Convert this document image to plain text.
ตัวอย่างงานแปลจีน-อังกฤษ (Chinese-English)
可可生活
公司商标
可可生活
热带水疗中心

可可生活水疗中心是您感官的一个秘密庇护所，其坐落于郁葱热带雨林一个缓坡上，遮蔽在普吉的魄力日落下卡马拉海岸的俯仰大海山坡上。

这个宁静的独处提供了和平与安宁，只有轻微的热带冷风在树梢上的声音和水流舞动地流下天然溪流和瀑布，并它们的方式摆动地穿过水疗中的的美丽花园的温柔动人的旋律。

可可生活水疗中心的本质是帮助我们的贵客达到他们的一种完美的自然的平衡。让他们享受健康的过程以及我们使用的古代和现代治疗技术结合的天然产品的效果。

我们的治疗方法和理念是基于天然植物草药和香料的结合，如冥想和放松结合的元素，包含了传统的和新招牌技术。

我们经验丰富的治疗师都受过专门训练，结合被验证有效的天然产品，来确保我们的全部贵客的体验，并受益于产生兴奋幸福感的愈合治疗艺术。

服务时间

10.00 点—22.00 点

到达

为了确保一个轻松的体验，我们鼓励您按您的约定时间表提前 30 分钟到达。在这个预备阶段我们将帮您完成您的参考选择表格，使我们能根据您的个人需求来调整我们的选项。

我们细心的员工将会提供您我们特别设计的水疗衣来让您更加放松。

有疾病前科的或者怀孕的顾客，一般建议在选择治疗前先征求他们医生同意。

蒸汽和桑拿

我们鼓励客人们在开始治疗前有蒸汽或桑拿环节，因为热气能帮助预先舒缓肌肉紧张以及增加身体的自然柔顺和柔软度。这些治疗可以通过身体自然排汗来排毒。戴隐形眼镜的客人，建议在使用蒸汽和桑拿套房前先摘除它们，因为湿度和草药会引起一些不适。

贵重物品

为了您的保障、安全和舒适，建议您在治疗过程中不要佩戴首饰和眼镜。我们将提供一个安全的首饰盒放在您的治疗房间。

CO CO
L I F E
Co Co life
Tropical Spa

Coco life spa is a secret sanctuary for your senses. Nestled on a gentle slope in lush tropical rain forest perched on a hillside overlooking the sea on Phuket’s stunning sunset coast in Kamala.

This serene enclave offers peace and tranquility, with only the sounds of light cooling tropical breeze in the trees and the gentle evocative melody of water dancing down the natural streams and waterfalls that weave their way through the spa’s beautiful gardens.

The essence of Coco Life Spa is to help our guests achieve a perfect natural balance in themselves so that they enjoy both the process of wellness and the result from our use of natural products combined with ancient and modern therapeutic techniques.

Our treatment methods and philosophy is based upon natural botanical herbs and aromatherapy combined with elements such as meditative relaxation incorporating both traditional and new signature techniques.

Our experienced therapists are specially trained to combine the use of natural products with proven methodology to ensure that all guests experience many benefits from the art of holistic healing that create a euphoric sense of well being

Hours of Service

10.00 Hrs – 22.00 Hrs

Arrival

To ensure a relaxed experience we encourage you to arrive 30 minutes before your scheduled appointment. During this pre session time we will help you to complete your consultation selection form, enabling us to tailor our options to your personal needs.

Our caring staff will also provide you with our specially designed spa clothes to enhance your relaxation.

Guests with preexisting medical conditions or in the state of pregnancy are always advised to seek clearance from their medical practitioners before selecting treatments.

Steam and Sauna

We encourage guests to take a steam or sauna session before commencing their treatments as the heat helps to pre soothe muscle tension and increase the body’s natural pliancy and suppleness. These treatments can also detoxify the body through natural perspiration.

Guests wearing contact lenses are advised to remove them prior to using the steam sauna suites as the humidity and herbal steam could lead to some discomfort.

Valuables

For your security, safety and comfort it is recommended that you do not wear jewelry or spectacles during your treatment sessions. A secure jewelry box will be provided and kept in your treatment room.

• **Directions for this task**
Take the material above and return all of it exactly.

• **Written solution**
Convert this document image to plain text.
ตัวอย่างงานแปลจีน-อังกฤษ (Chinese-English)
可可生活
公司商标
可可生活
热带水疗中心

可可生活水疗中心是您感官的一个秘密庇护所，其坐落于郁葱热带雨林一个缓坡上，遮蔽在普吉的魄力日落下卡马拉海岸的俯仰大海山坡上。

这个宁静的独处提供了和平与安宁，只有轻微的热带冷风在树梢上的声音和水流舞动地流下天然溪流和瀑布，并它们的方式摆动地穿过水疗中的的美丽花园的温柔动人的旋律。

可可生活水疗中心的本质是帮助我们的贵客达到他们的一种完美的自然的平衡。让他们享受健康的过程以及我们使用的古代和现代治疗技术结合的天然产品的效果。

我们的治疗方法和理念是基于天然植物草药和香料的结合，如冥想和放松结合的元素，包含了传统的和新招牌技术。

我们经验丰富的治疗师都受过专门训练，结合被验证有效的天然产品，来确保我们的全部贵客的体验，并受益于产生兴奋幸福感的愈合治疗艺术。

服务时间

10.00 点—22.00 点

到达

为了确保一个轻松的体验，我们鼓励您按您的约定时间表提前 30 分钟到达。在这个预备阶段我们将帮您完成您的参考选择表格，使我们能根据您的个人需求来调整我们的选项。

我们细心的员工将会提供您我们特别设计的水疗衣来让您更加放松。

有疾病前科的或者怀孕的顾客，一般建议在选择治疗前先征求他们医生同意。

蒸汽和桑拿

我们鼓励客人们在开始治疗前有蒸汽或桑拿环节，因为热气能帮助预先舒缓肌肉紧张以及增加身体的自然柔顺和柔软度。这些治疗可以通过身体自然排汗来排毒。戴隐形眼镜的客人，建议在使用蒸汽和桑拿套房前先摘除它们，因为湿度和草药会引起一些不适。

贵重物品

为了您的保障、安全和舒适，建议您在治疗过程中不要佩戴首饰和眼镜。我们将提供一个安全的首饰盒放在您的治疗房间。

CO CO
L I F E
Co Co life
Tropical Spa

Coco life spa is a secret sanctuary for your senses. Nestled on a gentle slope in lush tropical rain forest perched on a hillside overlooking the sea on Phuket’s stunning sunset coast in Kamala.

This serene enclave offers peace and tranquility, with only the sounds of light cooling tropical breeze in the trees and the gentle evocative melody of water dancing down the natural streams and waterfalls that weave their way through the spa’s beautiful gardens.

The essence of Coco Life Spa is to help our guests achieve a perfect natural balance in themselves so that they enjoy both the process of wellness and the result from our use of natural products combined with ancient and modern therapeutic techniques.

Our treatment methods and philosophy is based upon natural botanical herbs and aromatherapy combined with elements such as meditative relaxation incorporating both traditional and new signature techniques.

Our experienced therapists are specially trained to combine the use of natural products with proven methodology to ensure that all guests experience many benefits from the art of holistic healing that create a euphoric sense of well being

Hours of Service

10.00 Hrs – 22.00 Hrs

Arrival

To ensure a relaxed experience we encourage you to arrive 30 minutes before your scheduled appointment. During this pre session time we will help you to complete your consultation selection form, enabling us to tailor our options to your personal needs.

Our caring staff will also provide you with our specially designed spa clothes to enhance your relaxation.

Guests with preexisting medical conditions or in the state of pregnancy are always advised to seek clearance from their medical practitioners before selecting treatments.

Steam and Sauna

We encourage guests to take a steam or sauna session before commencing their treatments as the heat helps to pre soothe muscle tension and increase the body’s natural pliancy and suppleness. These treatments can also detoxify the body through natural perspiration.

Guests wearing contact lenses are advised to remove them prior to using the steam sauna suites as the humidity and herbal steam could lead to some discomfort.

Valuables

For your security, safety and comfort it is recommended that you do not wear jewelry or spectacles during your treatment sessions. A secure jewelry box will be provided and kept in your treatment room.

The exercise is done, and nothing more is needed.